= Work instructions =
Tally the lines holding the string "Британія" and reply with that number alone.

-- begin Listing --

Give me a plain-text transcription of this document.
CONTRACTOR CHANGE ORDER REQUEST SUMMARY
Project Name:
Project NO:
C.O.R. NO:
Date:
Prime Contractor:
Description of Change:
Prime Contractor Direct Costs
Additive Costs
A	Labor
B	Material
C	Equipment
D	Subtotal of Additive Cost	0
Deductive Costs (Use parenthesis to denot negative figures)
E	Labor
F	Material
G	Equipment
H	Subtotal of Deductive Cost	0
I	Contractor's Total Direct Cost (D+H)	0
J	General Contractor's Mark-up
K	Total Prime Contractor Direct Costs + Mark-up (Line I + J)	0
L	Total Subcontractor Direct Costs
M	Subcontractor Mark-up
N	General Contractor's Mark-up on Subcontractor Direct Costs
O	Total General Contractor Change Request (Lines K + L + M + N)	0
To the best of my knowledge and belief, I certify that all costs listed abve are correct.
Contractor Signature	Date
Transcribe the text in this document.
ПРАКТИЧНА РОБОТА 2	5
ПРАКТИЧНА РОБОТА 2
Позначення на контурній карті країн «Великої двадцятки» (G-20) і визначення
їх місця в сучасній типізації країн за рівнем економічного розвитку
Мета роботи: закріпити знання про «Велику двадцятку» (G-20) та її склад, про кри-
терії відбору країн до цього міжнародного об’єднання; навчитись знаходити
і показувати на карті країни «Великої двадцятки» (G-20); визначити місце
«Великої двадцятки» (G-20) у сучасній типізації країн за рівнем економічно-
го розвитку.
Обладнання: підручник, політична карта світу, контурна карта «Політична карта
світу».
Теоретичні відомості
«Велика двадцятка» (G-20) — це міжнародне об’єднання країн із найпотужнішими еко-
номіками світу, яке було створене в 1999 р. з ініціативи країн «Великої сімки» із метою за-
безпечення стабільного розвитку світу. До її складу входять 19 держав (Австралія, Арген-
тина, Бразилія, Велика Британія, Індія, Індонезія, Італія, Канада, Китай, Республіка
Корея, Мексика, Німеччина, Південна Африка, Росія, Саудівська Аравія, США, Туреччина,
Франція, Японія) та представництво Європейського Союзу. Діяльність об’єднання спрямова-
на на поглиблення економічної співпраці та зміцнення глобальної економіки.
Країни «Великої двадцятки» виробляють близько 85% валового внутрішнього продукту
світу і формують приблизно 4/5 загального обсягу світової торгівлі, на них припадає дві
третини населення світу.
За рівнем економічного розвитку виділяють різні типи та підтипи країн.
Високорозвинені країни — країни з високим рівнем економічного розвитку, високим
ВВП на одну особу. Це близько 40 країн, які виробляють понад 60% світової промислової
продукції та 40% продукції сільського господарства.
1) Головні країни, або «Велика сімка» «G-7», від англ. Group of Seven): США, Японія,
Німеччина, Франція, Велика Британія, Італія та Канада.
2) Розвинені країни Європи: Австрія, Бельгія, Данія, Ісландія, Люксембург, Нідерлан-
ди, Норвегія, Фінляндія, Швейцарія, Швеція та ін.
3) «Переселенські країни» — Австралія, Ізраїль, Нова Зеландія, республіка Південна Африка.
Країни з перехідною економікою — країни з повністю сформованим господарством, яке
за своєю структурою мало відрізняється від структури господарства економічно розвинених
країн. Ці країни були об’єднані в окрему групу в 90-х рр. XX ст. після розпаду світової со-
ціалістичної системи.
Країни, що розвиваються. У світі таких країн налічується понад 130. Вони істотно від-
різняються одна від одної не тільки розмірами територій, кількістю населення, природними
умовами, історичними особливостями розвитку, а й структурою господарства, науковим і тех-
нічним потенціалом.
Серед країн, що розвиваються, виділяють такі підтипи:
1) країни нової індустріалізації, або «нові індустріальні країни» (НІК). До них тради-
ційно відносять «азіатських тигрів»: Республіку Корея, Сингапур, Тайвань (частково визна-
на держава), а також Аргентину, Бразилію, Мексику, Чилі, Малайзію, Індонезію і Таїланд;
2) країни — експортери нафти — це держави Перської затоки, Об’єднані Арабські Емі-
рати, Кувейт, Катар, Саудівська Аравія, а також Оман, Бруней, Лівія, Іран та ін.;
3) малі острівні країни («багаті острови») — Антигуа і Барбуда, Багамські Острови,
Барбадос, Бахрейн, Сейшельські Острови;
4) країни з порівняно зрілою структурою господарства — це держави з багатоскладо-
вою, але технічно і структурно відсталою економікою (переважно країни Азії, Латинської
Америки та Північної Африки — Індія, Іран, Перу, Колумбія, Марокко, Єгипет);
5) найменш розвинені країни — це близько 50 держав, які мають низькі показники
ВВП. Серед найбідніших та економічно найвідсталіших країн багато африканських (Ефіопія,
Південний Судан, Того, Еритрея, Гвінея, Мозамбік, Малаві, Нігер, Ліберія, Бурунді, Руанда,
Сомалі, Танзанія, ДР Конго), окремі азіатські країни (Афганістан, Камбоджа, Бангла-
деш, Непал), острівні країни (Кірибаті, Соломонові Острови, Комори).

-- end Listing --

= Correct output =
2